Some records

## start

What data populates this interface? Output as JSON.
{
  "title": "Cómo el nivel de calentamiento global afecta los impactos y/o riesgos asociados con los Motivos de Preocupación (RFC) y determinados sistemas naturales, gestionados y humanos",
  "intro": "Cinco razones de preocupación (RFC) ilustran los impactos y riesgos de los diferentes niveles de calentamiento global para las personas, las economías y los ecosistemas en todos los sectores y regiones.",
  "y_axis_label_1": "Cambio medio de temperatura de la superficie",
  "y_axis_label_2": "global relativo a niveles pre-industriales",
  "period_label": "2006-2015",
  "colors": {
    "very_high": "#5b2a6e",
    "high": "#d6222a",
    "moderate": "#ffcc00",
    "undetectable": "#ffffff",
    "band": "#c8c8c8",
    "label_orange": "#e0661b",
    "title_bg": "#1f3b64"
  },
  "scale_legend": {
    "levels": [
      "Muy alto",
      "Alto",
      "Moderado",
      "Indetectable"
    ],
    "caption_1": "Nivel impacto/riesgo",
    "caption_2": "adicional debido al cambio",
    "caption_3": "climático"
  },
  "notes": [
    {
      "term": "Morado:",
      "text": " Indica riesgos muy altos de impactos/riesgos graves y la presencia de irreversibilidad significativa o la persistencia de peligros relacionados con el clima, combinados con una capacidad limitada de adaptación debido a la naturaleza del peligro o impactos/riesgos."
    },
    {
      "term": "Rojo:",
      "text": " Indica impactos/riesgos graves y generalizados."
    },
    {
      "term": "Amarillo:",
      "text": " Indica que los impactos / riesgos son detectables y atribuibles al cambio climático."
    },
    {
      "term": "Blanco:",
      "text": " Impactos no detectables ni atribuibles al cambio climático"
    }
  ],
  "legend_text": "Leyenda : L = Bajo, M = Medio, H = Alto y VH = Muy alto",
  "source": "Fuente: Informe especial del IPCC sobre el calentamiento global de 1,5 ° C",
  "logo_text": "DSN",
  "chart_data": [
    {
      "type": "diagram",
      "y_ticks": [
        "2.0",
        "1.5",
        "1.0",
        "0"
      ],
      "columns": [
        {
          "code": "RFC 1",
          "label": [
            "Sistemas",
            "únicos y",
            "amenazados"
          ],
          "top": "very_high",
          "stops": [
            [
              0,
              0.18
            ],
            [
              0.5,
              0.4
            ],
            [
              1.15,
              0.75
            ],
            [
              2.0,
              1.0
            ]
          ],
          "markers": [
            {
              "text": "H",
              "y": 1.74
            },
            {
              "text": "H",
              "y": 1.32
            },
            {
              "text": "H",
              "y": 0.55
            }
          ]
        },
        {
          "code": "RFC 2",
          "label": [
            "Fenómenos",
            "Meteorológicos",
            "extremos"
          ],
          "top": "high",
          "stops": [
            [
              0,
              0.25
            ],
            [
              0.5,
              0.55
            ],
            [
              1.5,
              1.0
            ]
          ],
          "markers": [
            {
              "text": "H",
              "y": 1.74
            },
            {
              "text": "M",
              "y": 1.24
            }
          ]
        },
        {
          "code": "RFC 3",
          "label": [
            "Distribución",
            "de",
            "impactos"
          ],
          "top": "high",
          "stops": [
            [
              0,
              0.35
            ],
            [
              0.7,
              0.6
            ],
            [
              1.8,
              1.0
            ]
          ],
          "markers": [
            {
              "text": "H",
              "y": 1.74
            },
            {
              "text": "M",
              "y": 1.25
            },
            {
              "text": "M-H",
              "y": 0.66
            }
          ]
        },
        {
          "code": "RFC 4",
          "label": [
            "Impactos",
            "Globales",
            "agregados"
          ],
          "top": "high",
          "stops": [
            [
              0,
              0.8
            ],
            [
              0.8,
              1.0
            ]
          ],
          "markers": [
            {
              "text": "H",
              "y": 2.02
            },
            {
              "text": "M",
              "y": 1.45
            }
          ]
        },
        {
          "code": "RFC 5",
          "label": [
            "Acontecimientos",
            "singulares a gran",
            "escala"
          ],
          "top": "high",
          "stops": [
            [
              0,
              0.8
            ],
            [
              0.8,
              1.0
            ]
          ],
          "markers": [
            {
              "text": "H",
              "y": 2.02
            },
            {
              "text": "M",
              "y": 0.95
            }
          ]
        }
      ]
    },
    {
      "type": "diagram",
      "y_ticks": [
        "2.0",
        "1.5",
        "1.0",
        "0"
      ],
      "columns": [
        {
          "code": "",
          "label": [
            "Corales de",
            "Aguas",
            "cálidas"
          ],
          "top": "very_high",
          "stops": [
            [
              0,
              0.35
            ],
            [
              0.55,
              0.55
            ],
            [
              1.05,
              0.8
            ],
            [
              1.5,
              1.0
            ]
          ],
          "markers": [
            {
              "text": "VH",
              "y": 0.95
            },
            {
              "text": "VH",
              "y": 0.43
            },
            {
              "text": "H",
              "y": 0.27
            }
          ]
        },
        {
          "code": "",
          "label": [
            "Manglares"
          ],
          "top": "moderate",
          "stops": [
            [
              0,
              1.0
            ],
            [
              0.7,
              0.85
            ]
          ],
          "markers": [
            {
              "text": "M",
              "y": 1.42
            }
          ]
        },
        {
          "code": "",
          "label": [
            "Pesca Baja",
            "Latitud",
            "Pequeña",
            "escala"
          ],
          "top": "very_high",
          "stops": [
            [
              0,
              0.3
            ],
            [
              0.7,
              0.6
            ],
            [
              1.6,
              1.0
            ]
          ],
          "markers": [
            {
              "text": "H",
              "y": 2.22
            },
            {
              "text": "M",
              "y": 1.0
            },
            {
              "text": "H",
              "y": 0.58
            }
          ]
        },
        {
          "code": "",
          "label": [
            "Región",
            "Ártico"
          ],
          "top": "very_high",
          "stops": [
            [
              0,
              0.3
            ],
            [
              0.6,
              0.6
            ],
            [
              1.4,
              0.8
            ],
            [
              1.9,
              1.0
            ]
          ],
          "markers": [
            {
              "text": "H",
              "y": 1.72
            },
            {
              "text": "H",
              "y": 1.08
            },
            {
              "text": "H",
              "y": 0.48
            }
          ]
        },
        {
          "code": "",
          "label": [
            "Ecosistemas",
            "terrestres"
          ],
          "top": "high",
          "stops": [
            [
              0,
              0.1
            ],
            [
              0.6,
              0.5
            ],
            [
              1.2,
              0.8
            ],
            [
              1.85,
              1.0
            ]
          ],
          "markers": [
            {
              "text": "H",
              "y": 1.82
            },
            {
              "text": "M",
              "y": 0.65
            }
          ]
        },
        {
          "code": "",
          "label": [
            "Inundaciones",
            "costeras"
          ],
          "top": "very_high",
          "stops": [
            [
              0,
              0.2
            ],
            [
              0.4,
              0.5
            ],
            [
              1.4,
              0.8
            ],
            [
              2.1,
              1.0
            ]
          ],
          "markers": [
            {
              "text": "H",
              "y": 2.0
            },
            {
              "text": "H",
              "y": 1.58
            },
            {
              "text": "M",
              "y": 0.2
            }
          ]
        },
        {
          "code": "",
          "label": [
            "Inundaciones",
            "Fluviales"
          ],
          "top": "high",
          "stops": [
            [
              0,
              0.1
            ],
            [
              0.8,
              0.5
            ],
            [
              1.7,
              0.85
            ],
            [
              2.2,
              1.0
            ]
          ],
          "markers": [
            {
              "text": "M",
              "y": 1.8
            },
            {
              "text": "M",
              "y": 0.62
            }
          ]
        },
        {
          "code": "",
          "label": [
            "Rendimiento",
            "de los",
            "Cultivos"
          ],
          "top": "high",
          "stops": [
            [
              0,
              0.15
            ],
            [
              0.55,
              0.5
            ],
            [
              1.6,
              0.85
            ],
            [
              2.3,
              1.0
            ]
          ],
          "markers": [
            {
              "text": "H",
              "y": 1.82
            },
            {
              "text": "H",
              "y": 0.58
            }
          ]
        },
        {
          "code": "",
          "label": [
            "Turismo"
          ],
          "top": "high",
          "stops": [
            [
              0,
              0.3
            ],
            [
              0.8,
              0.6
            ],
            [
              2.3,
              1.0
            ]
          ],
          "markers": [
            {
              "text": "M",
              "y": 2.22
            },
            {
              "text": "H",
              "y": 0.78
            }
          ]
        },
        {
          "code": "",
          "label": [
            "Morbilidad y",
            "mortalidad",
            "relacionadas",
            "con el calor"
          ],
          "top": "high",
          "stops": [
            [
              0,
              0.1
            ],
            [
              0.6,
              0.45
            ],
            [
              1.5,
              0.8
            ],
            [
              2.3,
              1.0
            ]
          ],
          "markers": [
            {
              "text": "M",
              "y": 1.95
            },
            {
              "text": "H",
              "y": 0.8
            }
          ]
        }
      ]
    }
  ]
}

## end

Set problem
Your task is to collect every line above that contains the word "Indica".

Task response
      "text": " Indica riesgos muy altos de impactos/riesgos graves y la presencia de irreversibilidad significativa o la persistencia de peligros relacionados con el clima, combinados con una capacidad limitada de adaptación debido a la naturaleza del peligro o impactos/riesgos."
      "text": " Indica impactos/riesgos graves y generalizados."
      "text": " Indica que los impactos / riesgos son detectables y atribuibles al cambio climático."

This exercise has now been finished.